> **EXERCISE OBJECTIVE**: Only lines holding the string "gewünschte" are wanted; copy each one from the material.

> **STORED RECORDS**:
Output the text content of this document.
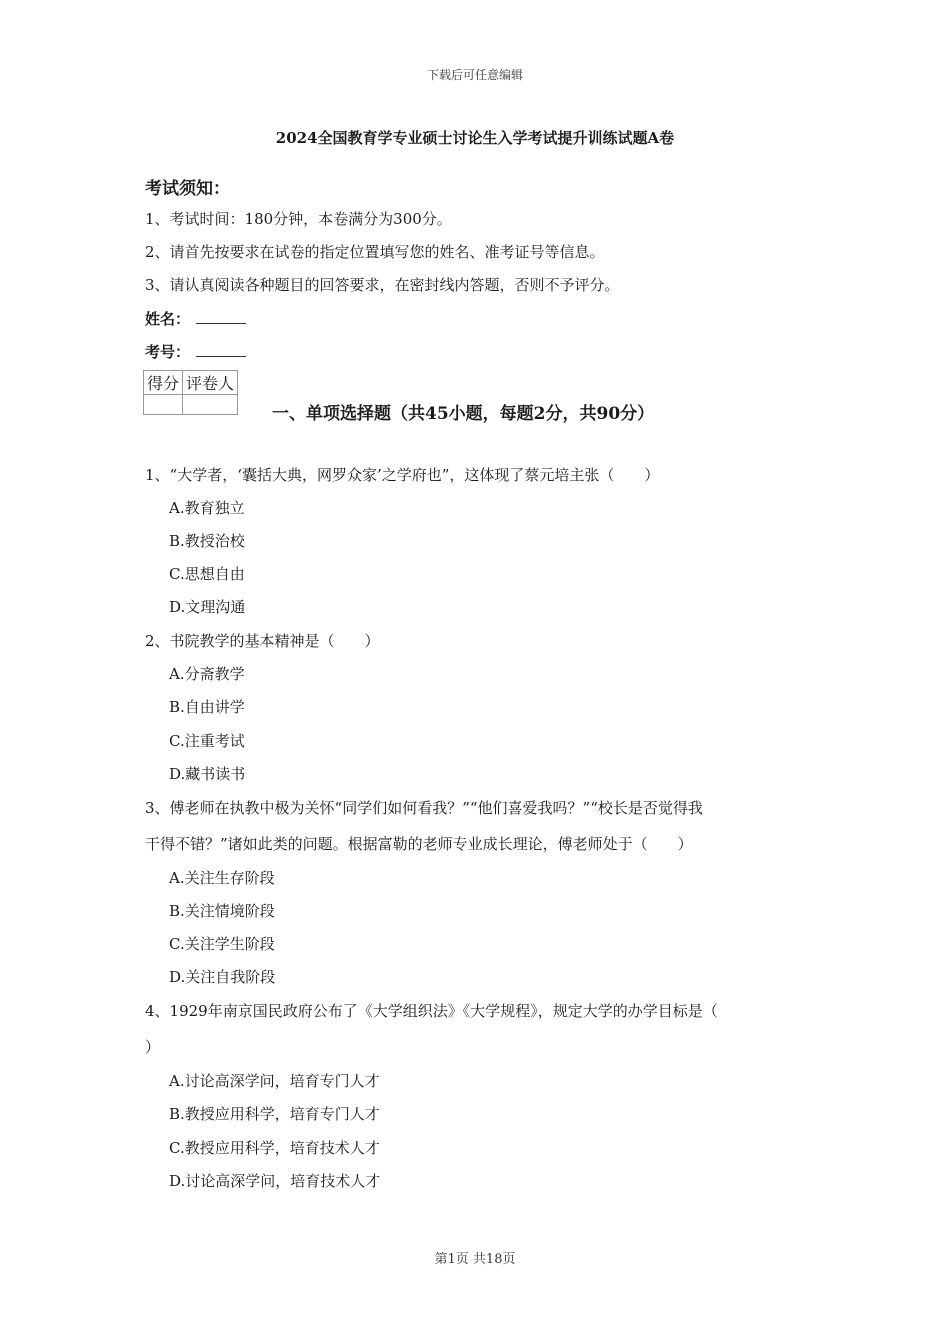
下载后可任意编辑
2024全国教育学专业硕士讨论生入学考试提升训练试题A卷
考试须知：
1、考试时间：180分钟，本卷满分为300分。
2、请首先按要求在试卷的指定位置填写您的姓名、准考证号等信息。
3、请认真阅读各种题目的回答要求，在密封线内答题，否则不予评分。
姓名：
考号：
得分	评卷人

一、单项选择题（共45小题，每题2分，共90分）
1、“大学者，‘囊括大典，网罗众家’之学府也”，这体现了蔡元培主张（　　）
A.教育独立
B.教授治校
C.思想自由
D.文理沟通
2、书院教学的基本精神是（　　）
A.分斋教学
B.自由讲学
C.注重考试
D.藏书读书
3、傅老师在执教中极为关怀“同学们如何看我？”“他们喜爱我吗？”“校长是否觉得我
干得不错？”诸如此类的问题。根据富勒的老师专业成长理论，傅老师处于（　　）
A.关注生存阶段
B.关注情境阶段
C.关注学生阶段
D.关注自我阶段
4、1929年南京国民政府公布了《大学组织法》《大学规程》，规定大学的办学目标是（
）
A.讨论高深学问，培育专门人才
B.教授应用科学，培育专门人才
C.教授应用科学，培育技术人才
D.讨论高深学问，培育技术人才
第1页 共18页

* * *

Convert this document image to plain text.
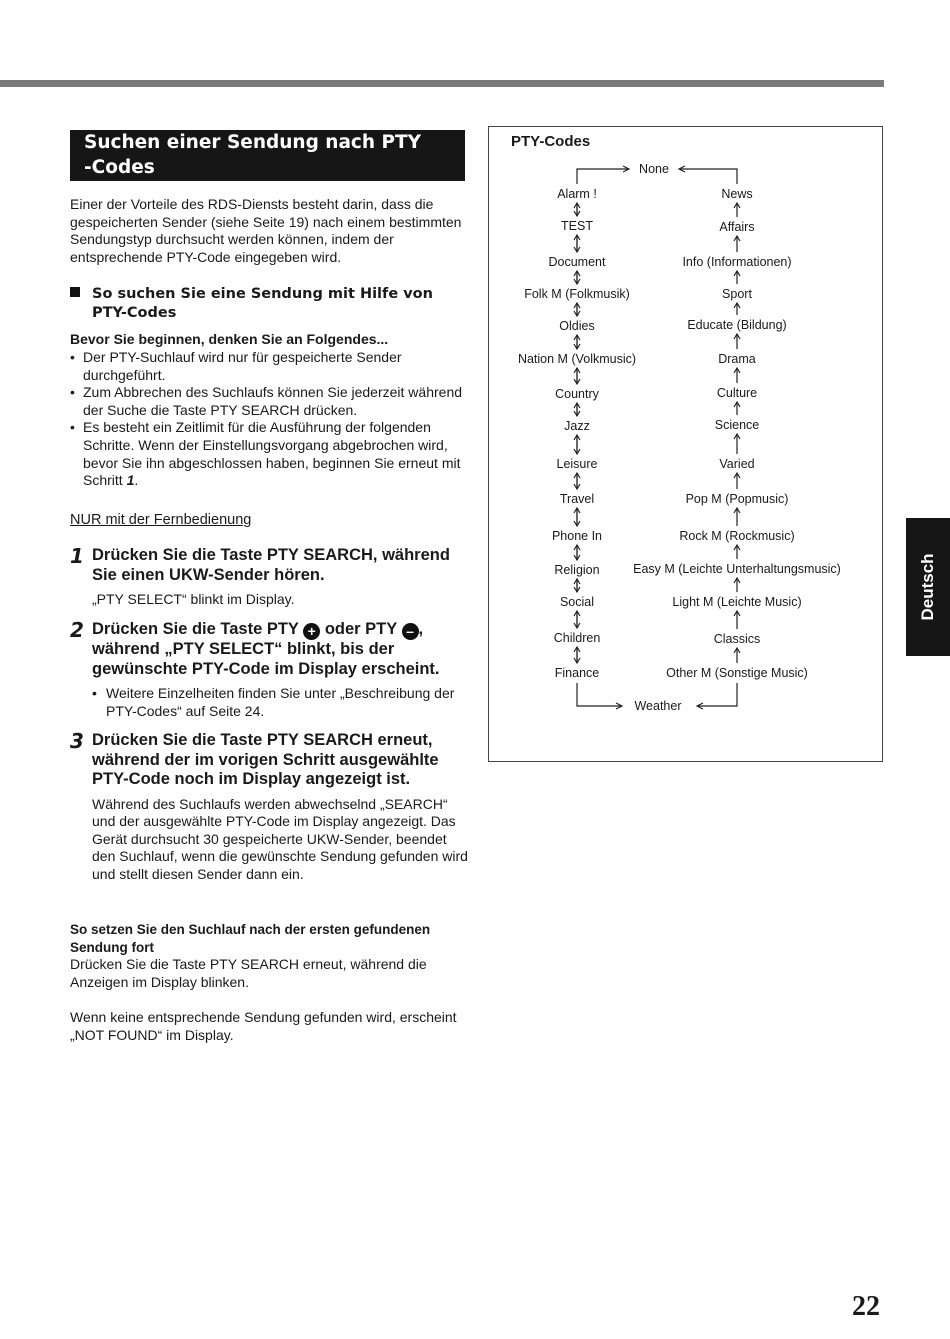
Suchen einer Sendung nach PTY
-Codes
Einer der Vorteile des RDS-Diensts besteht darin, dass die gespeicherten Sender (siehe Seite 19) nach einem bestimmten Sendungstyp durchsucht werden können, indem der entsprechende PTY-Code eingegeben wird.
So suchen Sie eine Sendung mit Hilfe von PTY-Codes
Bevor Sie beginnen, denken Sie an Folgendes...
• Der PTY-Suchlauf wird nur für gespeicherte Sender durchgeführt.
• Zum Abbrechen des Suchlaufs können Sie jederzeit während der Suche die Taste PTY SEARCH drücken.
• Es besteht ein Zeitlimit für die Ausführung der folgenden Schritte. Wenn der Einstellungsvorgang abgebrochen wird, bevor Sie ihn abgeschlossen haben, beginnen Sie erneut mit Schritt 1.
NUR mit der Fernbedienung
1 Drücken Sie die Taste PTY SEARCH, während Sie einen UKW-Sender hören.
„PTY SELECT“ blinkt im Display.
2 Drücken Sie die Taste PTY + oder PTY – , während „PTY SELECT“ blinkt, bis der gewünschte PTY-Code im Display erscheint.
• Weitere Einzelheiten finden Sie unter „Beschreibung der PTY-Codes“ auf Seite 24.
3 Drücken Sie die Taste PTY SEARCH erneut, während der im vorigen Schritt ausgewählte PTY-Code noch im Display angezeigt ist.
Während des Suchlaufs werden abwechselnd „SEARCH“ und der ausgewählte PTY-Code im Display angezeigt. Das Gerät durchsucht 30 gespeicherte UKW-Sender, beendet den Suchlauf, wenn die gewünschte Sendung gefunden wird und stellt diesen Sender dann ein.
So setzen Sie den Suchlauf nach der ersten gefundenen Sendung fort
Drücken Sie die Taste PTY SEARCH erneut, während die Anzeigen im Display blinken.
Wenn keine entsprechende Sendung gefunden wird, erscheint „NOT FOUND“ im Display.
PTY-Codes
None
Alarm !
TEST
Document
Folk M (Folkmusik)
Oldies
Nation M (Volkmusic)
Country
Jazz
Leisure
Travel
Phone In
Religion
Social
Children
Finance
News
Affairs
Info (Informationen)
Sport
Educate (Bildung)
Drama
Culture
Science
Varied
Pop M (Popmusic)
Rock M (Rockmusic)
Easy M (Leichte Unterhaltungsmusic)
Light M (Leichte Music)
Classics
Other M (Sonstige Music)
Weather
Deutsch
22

> **EXPECTED ANSWER**:
2 Drücken Sie die Taste PTY + oder PTY – , während „PTY SELECT“ blinkt, bis der gewünschte PTY-Code im Display erscheint.
Während des Suchlaufs werden abwechselnd „SEARCH“ und der ausgewählte PTY-Code im Display angezeigt. Das Gerät durchsucht 30 gespeicherte UKW-Sender, beendet den Suchlauf, wenn die gewünschte Sendung gefunden wird und stellt diesen Sender dann ein.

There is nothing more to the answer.